* BEGIN RECORDS TO USE *

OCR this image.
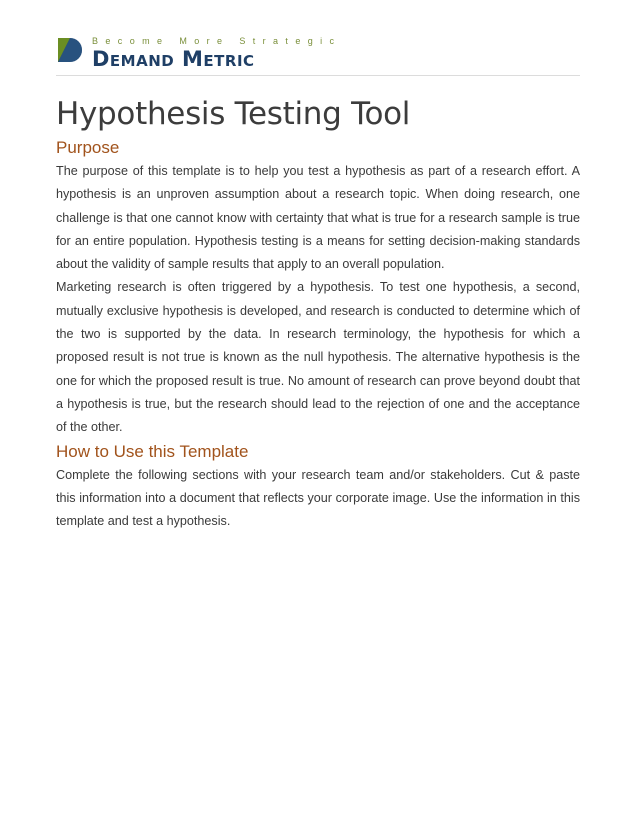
Become More Strategic
Demand Metric
Hypothesis Testing Tool
Purpose

The purpose of this template is to help you test a hypothesis as part of a research effort. A hypothesis is an unproven assumption about a research topic. When doing research, one challenge is that one cannot know with certainty that what is true for a research sample is true for an entire population. Hypothesis testing is a means for setting decision-making standards about the validity of sample results that apply to an overall population.

Marketing research is often triggered by a hypothesis. To test one hypothesis, a second, mutually exclusive hypothesis is developed, and research is conducted to determine which of the two is supported by the data. In research terminology, the hypothesis for which a proposed result is not true is known as the null hypothesis. The alternative hypothesis is the one for which the proposed result is true. No amount of research can prove beyond doubt that a hypothesis is true, but the research should lead to the rejection of one and the acceptance of the other.

How to Use this Template

Complete the following sections with your research team and/or stakeholders. Cut & paste this information into a document that reflects your corporate image. Use the information in this template and test a hypothesis.
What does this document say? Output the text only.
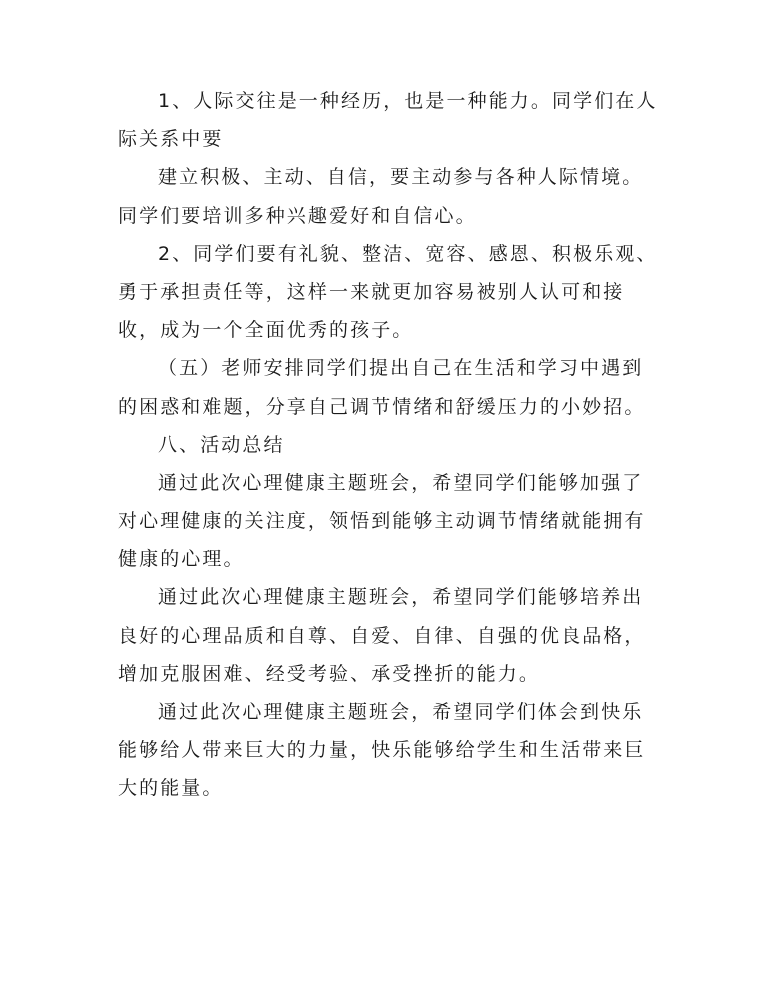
1、人际交往是一种经历，也是一种能力。同学们在人
际关系中要
建立积极、主动、自信，要主动参与各种人际情境。
同学们要培训多种兴趣爱好和自信心。
2、同学们要有礼貌、整洁、宽容、感恩、积极乐观、
勇于承担责任等，这样一来就更加容易被别人认可和接
收，成为一个全面优秀的孩子。
（五）老师安排同学们提出自己在生活和学习中遇到
的困惑和难题，分享自己调节情绪和舒缓压力的小妙招。
八、活动总结
通过此次心理健康主题班会，希望同学们能够加强了
对心理健康的关注度，领悟到能够主动调节情绪就能拥有
健康的心理。
通过此次心理健康主题班会，希望同学们能够培养出
良好的心理品质和自尊、自爱、自律、自强的优良品格，
增加克服困难、经受考验、承受挫折的能力。
通过此次心理健康主题班会，希望同学们体会到快乐
能够给人带来巨大的力量，快乐能够给学生和生活带来巨
大的能量。
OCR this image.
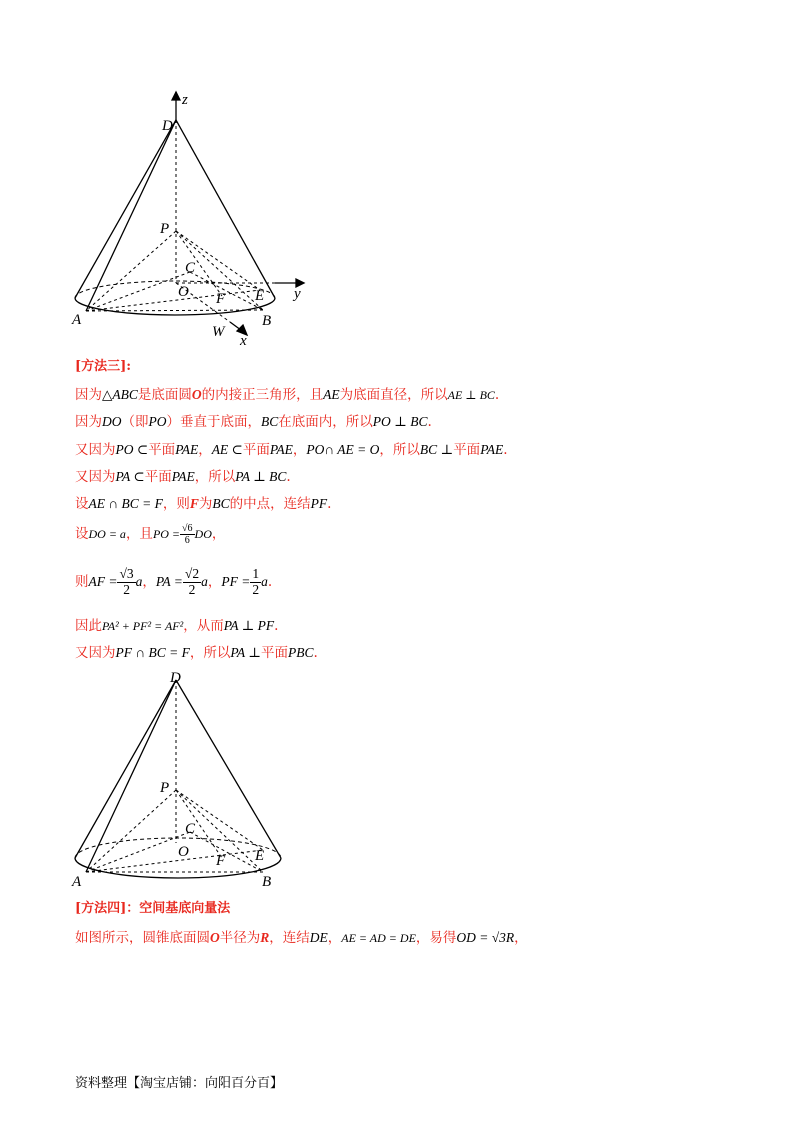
z
D
P
C
O F E y
A	B
W
x
[方法三]:
因为△ABC是底面圆O的内接正三角形，且AE为底面直径，所以AE ⊥ BC.
因为DO（即PO）垂直于底面，BC在底面内，所以PO ⊥ BC.
又因为PO ⊂平面PAE，AE ⊂平面PAE，PO∩ AE = O，所以BC ⊥平面PAE.
又因为PA ⊂平面PAE，所以PA ⊥ BC.
设AE ∩ BC = F，则F为BC的中点，连结PF.
设DO = a，且PO = $\frac{√6}{6}$ DO，
则AF = $\frac{√3}{2}$ a，PA = $\frac{√2}{2}$ a，PF = $\frac{1}{2} a$.
因此PA² + PF² = AF²，从而PA ⊥ PF.
又因为PF ∩ BC = F，所以PA ⊥平面PBC.
D
P
C
O
F E
A	B
[方法四]：空间基底向量法
如图所示，圆锥底面圆O半径为R，连结DE，AE = AD = DE，易得OD = √3R，
资料整理【淘宝店铺：向阳百分百】
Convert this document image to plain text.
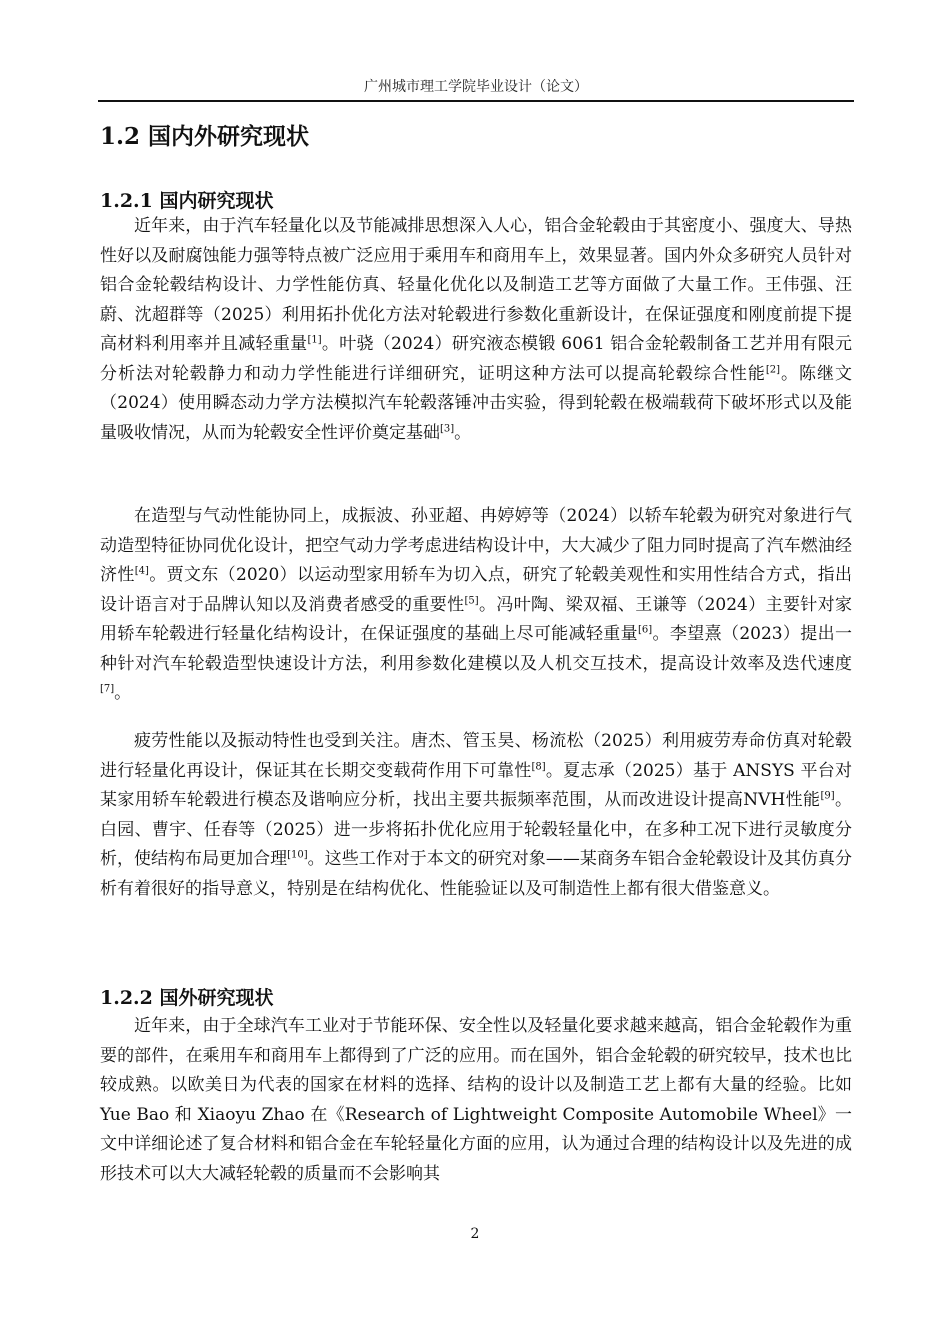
广州城市理工学院毕业设计（论文）
1.2 国内外研究现状
1.2.1 国内研究现状

近年来，由于汽车轻量化以及节能减排思想深入人心，铝合金轮毂由于其密度小、强度大、导热性好以及耐腐蚀能力强等特点被广泛应用于乘用车和商用车上，效果显著。国内外众多研究人员针对铝合金轮毂结构设计、力学性能仿真、轻量化优化以及制造工艺等方面做了大量工作。王伟强、汪蔚、沈超群等（2025）利用拓扑优化方法对轮毂进行参数化重新设计，在保证强度和刚度前提下提高材料利用率并且减轻重量[1]。叶骁（2024）研究液态模锻 6061 铝合金轮毂制备工艺并用有限元分析法对轮毂静力和动力学性能进行详细研究，证明这种方法可以提高轮毂综合性能[2]。陈继文（2024）使用瞬态动力学方法模拟汽车轮毂落锤冲击实验，得到轮毂在极端载荷下破坏形式以及能量吸收情况，从而为轮毂安全性评价奠定基础[3]。

在造型与气动性能协同上，成振波、孙亚超、冉婷婷等（2024）以轿车轮毂为研究对象进行气动造型特征协同优化设计，把空气动力学考虑进结构设计中，大大减少了阻力同时提高了汽车燃油经济性[4]。贾文东（2020）以运动型家用轿车为切入点，研究了轮毂美观性和实用性结合方式，指出设计语言对于品牌认知以及消费者感受的重要性[5]。冯叶陶、梁双福、王谦等（2024）主要针对家用轿车轮毂进行轻量化结构设计，在保证强度的基础上尽可能减轻重量[6]。李望熹（2023）提出一种针对汽车轮毂造型快速设计方法，利用参数化建模以及人机交互技术，提高设计效率及迭代速度[7]。

疲劳性能以及振动特性也受到关注。唐杰、管玉昊、杨流松（2025）利用疲劳寿命仿真对轮毂进行轻量化再设计，保证其在长期交变载荷作用下可靠性[8]。夏志承（2025）基于 ANSYS 平台对某家用轿车轮毂进行模态及谐响应分析，找出主要共振频率范围，从而改进设计提高NVH性能[9]。白园、曹宇、任春等（2025）进一步将拓扑优化应用于轮毂轻量化中，在多种工况下进行灵敏度分析，使结构布局更加合理[10]。这些工作对于本文的研究对象——某商务车铝合金轮毂设计及其仿真分析有着很好的指导意义，特别是在结构优化、性能验证以及可制造性上都有很大借鉴意义。

1.2.2 国外研究现状

近年来，由于全球汽车工业对于节能环保、安全性以及轻量化要求越来越高，铝合金轮毂作为重要的部件，在乘用车和商用车上都得到了广泛的应用。而在国外，铝合金轮毂的研究较早，技术也比较成熟。以欧美日为代表的国家在材料的选择、结构的设计以及制造工艺上都有大量的经验。比如 Yue Bao 和 Xiaoyu Zhao 在《Research of Lightweight Composite Automobile Wheel》一文中详细论述了复合材料和铝合金在车轮轻量化方面的应用，认为通过合理的结构设计以及先进的成形技术可以大大减轻轮毂的质量而不会影响其

2
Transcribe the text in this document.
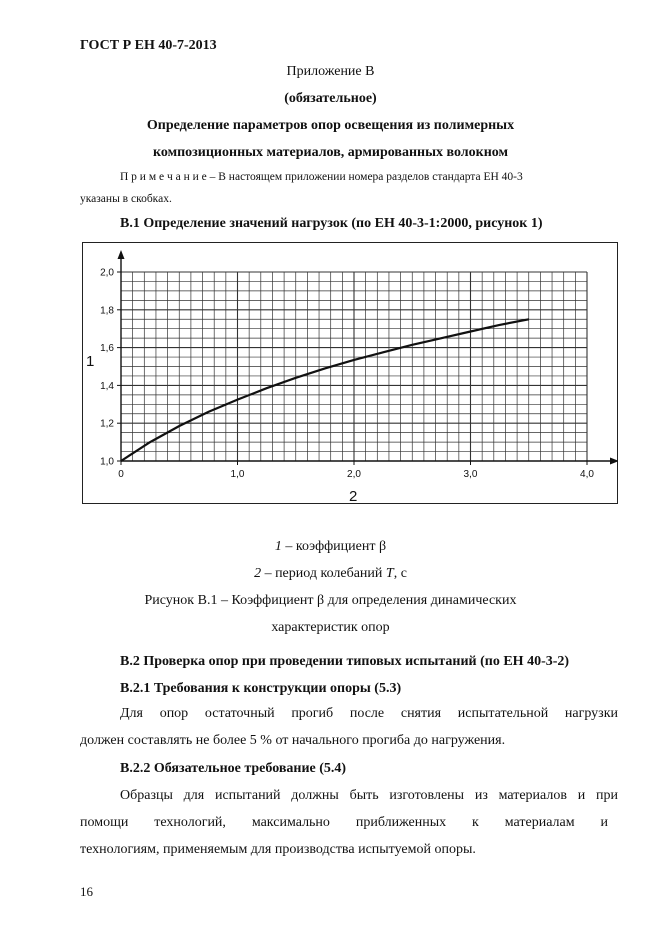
ГОСТ Р ЕН 40-7-2013
Приложение В
(обязательное)
Определение параметров опор освещения из полимерных
композиционных материалов, армированных волокном
П р и м е ч а н и е – В настоящем приложении номера разделов стандарта ЕН 40-3
указаны в скобках.
В.1 Определение значений нагрузок (по ЕН 40-3-1:2000, рисунок 1)
0	1,0	2,0	3,0	4,0
1,0
1,2
1,4
1,6
1,8
2,0
1
2
1 – коэффициент β
2 – период колебаний T, с
Рисунок В.1 – Коэффициент β для определения динамических
характеристик опор
В.2 Проверка опор при проведении типовых испытаний (по ЕН 40-3-2)
В.2.1 Требования к конструкции опоры (5.3)
Для опор остаточный прогиб после снятия испытательной нагрузки
должен составлять не более 5 % от начального прогиба до нагружения.
В.2.2 Обязательное требование (5.4)
Образцы для испытаний должны быть изготовлены из материалов и при
помощи технологий, максимально приближенных к материалам и
технологиям, применяемым для производства испытуемой опоры.
16
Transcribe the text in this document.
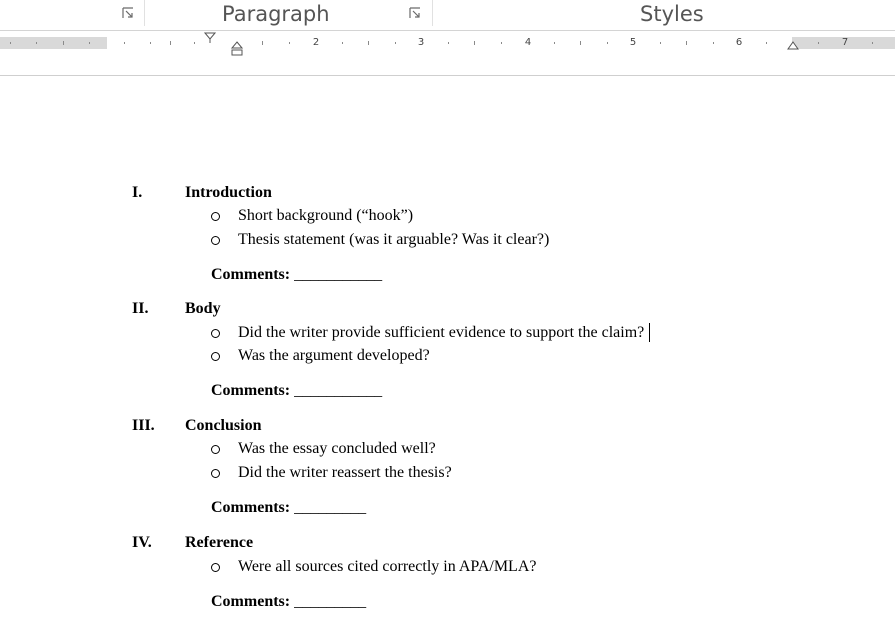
Paragraph	Styles
2	3	4	5	6	7
I.	Introduction
Short background (“hook”)
Thesis statement (was it arguable? Was it clear?)
Comments: ___________
II. Body
Did the writer provide sufficient evidence to support the claim?
Was the argument developed?
Comments: ___________
III. Conclusion
Was the essay concluded well?
Did the writer reassert the thesis?
Comments: _________
IV. Reference
Were all sources cited correctly in APA/MLA?
Comments: _________
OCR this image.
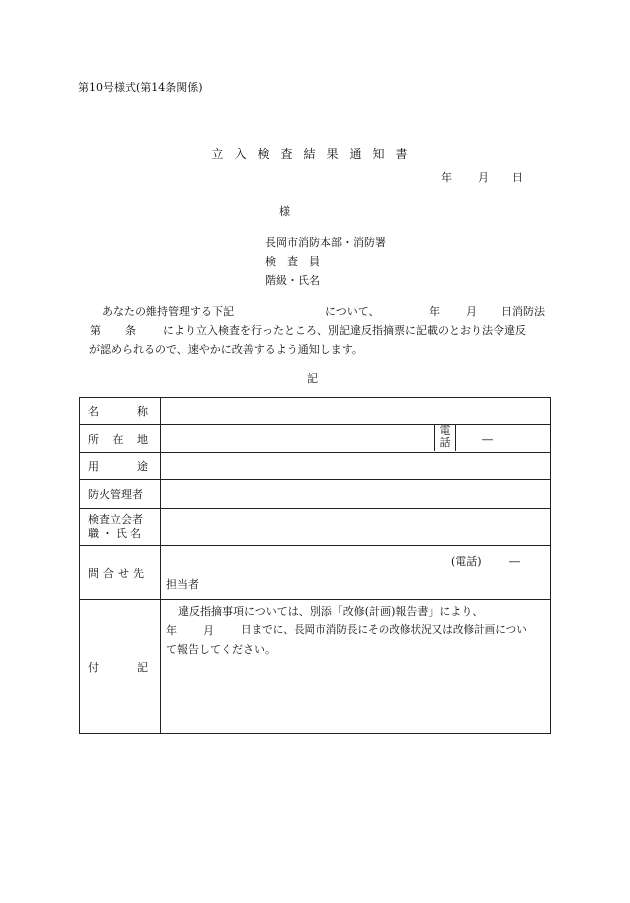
第10号様式(第14条関係)
立入検査結果通知書
年 月 日
様
長岡市消防本部・消防署
検　査　員
階級・氏名
あなたの維持管理する下記	について、	年 月 日消防法
第 条 により立入検査を行ったところ、別記違反指摘票に記載のとおり法令違反
が認められるので、速やかに改善するよう通知します。
記
名 称	

所 在 地	電話 ―

用 途	

防火管理者	

検査立会者
職・氏名	

問合せ先	(電話) ―
担当者

付 記	違反指摘事項については、別添「改修(計画)報告書」により、
年 月 日までに、長岡市消防長にその改修状況又は改修計画につい
て報告してください。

* END RECORDS TO USE *

PROBLEM REQUIREMENTS: Copy out every line of the material above that mentions the word "text".

RESULT OF THE TASK:
What does this document say? Output the text only.
Convert this document image to plain text.
Transcribe the text in this document.
Transcribe the text in this document.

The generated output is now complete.